• [Problem] What follows is a set of records; repeat all of them exactly.
---------- Record list ----------
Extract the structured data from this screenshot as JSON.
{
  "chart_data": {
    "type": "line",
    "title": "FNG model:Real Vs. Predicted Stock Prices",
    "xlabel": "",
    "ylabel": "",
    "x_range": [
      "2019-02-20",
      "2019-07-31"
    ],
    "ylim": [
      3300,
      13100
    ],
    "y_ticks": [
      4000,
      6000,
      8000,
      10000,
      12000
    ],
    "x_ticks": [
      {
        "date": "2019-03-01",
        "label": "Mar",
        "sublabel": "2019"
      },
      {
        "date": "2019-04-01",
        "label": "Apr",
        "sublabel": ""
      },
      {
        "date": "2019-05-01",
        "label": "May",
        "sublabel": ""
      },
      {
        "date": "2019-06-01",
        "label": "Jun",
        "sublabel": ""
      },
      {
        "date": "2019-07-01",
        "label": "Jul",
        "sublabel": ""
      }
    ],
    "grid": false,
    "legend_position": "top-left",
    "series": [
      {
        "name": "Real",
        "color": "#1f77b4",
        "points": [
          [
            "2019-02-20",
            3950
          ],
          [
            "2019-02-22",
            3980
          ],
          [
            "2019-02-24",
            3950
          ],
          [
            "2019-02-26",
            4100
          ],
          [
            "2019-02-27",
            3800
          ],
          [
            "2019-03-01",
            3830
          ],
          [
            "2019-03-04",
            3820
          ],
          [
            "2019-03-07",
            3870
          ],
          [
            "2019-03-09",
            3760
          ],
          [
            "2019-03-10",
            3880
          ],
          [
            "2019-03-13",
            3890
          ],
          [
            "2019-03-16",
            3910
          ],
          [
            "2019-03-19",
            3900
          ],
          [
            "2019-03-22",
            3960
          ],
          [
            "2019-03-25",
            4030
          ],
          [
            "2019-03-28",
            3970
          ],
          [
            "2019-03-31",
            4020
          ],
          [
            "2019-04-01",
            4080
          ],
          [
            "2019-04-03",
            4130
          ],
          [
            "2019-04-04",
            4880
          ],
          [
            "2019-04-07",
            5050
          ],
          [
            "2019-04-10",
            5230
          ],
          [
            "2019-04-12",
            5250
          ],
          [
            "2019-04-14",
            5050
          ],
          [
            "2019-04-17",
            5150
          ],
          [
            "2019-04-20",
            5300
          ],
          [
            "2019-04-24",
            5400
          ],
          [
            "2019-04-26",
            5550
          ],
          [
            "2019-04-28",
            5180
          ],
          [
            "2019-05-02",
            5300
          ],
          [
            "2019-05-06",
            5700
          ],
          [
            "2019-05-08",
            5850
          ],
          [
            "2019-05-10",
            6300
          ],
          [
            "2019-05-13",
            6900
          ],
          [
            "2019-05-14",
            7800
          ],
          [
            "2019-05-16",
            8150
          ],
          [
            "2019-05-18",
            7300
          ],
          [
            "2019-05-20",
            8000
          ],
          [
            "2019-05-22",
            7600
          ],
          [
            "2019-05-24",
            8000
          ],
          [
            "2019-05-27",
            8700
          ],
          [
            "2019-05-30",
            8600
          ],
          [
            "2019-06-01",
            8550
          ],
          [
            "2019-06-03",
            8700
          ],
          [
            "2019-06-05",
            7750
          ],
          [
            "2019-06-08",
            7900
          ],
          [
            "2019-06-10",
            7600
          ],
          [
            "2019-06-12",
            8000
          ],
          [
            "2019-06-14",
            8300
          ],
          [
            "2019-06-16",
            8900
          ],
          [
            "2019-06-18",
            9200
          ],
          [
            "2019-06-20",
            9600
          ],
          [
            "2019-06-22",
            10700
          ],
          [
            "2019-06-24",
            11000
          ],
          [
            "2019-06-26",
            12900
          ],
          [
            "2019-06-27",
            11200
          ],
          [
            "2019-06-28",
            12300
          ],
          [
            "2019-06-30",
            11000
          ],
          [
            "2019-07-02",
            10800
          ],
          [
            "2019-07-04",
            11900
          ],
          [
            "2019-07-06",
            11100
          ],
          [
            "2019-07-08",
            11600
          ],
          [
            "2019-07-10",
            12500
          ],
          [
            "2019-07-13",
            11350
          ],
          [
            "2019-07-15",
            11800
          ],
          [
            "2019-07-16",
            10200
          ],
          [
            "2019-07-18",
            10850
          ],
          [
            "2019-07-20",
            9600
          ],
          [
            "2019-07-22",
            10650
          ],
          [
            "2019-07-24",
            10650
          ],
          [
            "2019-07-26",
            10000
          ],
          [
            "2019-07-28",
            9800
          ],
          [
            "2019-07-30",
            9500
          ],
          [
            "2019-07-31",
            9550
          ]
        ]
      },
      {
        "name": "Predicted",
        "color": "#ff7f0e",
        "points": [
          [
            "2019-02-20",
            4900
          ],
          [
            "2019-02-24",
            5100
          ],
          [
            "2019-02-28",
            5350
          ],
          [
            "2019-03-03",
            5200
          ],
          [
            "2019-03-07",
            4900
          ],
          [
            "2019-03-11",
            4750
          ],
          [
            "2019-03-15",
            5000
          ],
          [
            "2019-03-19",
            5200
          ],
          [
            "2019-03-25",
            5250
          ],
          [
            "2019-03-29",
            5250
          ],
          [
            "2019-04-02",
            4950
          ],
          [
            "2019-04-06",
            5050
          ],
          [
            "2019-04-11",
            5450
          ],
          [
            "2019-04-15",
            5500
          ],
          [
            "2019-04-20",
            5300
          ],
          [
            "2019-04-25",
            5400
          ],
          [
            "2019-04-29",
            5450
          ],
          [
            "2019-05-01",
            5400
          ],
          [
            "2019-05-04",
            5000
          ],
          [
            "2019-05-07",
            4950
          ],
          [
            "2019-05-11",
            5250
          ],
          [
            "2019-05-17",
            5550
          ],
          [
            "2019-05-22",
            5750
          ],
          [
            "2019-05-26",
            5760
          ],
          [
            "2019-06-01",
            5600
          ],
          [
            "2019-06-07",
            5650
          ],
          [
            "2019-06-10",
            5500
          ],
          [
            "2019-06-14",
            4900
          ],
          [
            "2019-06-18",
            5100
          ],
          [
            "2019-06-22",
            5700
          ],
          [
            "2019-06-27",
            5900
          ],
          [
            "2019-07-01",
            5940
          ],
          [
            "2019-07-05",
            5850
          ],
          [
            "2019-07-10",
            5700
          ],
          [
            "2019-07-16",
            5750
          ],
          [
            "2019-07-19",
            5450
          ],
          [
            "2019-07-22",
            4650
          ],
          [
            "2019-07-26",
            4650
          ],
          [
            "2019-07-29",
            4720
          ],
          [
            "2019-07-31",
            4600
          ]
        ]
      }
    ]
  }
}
----------
• [Complete response]
Extract the structured data from this screenshot as JSON.
{
  "chart_data": {
    "type": "line",
    "title": "FNG model:Real Vs. Predicted Stock Prices",
    "xlabel": "",
    "ylabel": "",
    "x_range": [
      "2019-02-20",
      "2019-07-31"
    ],
    "ylim": [
      3300,
      13100
    ],
    "y_ticks": [
      4000,
      6000,
      8000,
      10000,
      12000
    ],
    "x_ticks": [
      {
        "date": "2019-03-01",
        "label": "Mar",
        "sublabel": "2019"
      },
      {
        "date": "2019-04-01",
        "label": "Apr",
        "sublabel": ""
      },
      {
        "date": "2019-05-01",
        "label": "May",
        "sublabel": ""
      },
      {
        "date": "2019-06-01",
        "label": "Jun",
        "sublabel": ""
      },
      {
        "date": "2019-07-01",
        "label": "Jul",
        "sublabel": ""
      }
    ],
    "grid": false,
    "legend_position": "top-left",
    "series": [
      {
        "name": "Real",
        "color": "#1f77b4",
        "points": [
          [
            "2019-02-20",
            3950
          ],
          [
            "2019-02-22",
            3980
          ],
          [
            "2019-02-24",
            3950
          ],
          [
            "2019-02-26",
            4100
          ],
          [
            "2019-02-27",
            3800
          ],
          [
            "2019-03-01",
            3830
          ],
          [
            "2019-03-04",
            3820
          ],
          [
            "2019-03-07",
            3870
          ],
          [
            "2019-03-09",
            3760
          ],
          [
            "2019-03-10",
            3880
          ],
          [
            "2019-03-13",
            3890
          ],
          [
            "2019-03-16",
            3910
          ],
          [
            "2019-03-19",
            3900
          ],
          [
            "2019-03-22",
            3960
          ],
          [
            "2019-03-25",
            4030
          ],
          [
            "2019-03-28",
            3970
          ],
          [
            "2019-03-31",
            4020
          ],
          [
            "2019-04-01",
            4080
          ],
          [
            "2019-04-03",
            4130
          ],
          [
            "2019-04-04",
            4880
          ],
          [
            "2019-04-07",
            5050
          ],
          [
            "2019-04-10",
            5230
          ],
          [
            "2019-04-12",
            5250
          ],
          [
            "2019-04-14",
            5050
          ],
          [
            "2019-04-17",
            5150
          ],
          [
            "2019-04-20",
            5300
          ],
          [
            "2019-04-24",
            5400
          ],
          [
            "2019-04-26",
            5550
          ],
          [
            "2019-04-28",
            5180
          ],
          [
            "2019-05-02",
            5300
          ],
          [
            "2019-05-06",
            5700
          ],
          [
            "2019-05-08",
            5850
          ],
          [
            "2019-05-10",
            6300
          ],
          [
            "2019-05-13",
            6900
          ],
          [
            "2019-05-14",
            7800
          ],
          [
            "2019-05-16",
            8150
          ],
          [
            "2019-05-18",
            7300
          ],
          [
            "2019-05-20",
            8000
          ],
          [
            "2019-05-22",
            7600
          ],
          [
            "2019-05-24",
            8000
          ],
          [
            "2019-05-27",
            8700
          ],
          [
            "2019-05-30",
            8600
          ],
          [
            "2019-06-01",
            8550
          ],
          [
            "2019-06-03",
            8700
          ],
          [
            "2019-06-05",
            7750
          ],
          [
            "2019-06-08",
            7900
          ],
          [
            "2019-06-10",
            7600
          ],
          [
            "2019-06-12",
            8000
          ],
          [
            "2019-06-14",
            8300
          ],
          [
            "2019-06-16",
            8900
          ],
          [
            "2019-06-18",
            9200
          ],
          [
            "2019-06-20",
            9600
          ],
          [
            "2019-06-22",
            10700
          ],
          [
            "2019-06-24",
            11000
          ],
          [
            "2019-06-26",
            12900
          ],
          [
            "2019-06-27",
            11200
          ],
          [
            "2019-06-28",
            12300
          ],
          [
            "2019-06-30",
            11000
          ],
          [
            "2019-07-02",
            10800
          ],
          [
            "2019-07-04",
            11900
          ],
          [
            "2019-07-06",
            11100
          ],
          [
            "2019-07-08",
            11600
          ],
          [
            "2019-07-10",
            12500
          ],
          [
            "2019-07-13",
            11350
          ],
          [
            "2019-07-15",
            11800
          ],
          [
            "2019-07-16",
            10200
          ],
          [
            "2019-07-18",
            10850
          ],
          [
            "2019-07-20",
            9600
          ],
          [
            "2019-07-22",
            10650
          ],
          [
            "2019-07-24",
            10650
          ],
          [
            "2019-07-26",
            10000
          ],
          [
            "2019-07-28",
            9800
          ],
          [
            "2019-07-30",
            9500
          ],
          [
            "2019-07-31",
            9550
          ]
        ]
      },
      {
        "name": "Predicted",
        "color": "#ff7f0e",
        "points": [
          [
            "2019-02-20",
            4900
          ],
          [
            "2019-02-24",
            5100
          ],
          [
            "2019-02-28",
            5350
          ],
          [
            "2019-03-03",
            5200
          ],
          [
            "2019-03-07",
            4900
          ],
          [
            "2019-03-11",
            4750
          ],
          [
            "2019-03-15",
            5000
          ],
          [
            "2019-03-19",
            5200
          ],
          [
            "2019-03-25",
            5250
          ],
          [
            "2019-03-29",
            5250
          ],
          [
            "2019-04-02",
            4950
          ],
          [
            "2019-04-06",
            5050
          ],
          [
            "2019-04-11",
            5450
          ],
          [
            "2019-04-15",
            5500
          ],
          [
            "2019-04-20",
            5300
          ],
          [
            "2019-04-25",
            5400
          ],
          [
            "2019-04-29",
            5450
          ],
          [
            "2019-05-01",
            5400
          ],
          [
            "2019-05-04",
            5000
          ],
          [
            "2019-05-07",
            4950
          ],
          [
            "2019-05-11",
            5250
          ],
          [
            "2019-05-17",
            5550
          ],
          [
            "2019-05-22",
            5750
          ],
          [
            "2019-05-26",
            5760
          ],
          [
            "2019-06-01",
            5600
          ],
          [
            "2019-06-07",
            5650
          ],
          [
            "2019-06-10",
            5500
          ],
          [
            "2019-06-14",
            4900
          ],
          [
            "2019-06-18",
            5100
          ],
          [
            "2019-06-22",
            5700
          ],
          [
            "2019-06-27",
            5900
          ],
          [
            "2019-07-01",
            5940
          ],
          [
            "2019-07-05",
            5850
          ],
          [
            "2019-07-10",
            5700
          ],
          [
            "2019-07-16",
            5750
          ],
          [
            "2019-07-19",
            5450
          ],
          [
            "2019-07-22",
            4650
          ],
          [
            "2019-07-26",
            4650
          ],
          [
            "2019-07-29",
            4720
          ],
          [
            "2019-07-31",
            4600
          ]
        ]
      }
    ]
  }
}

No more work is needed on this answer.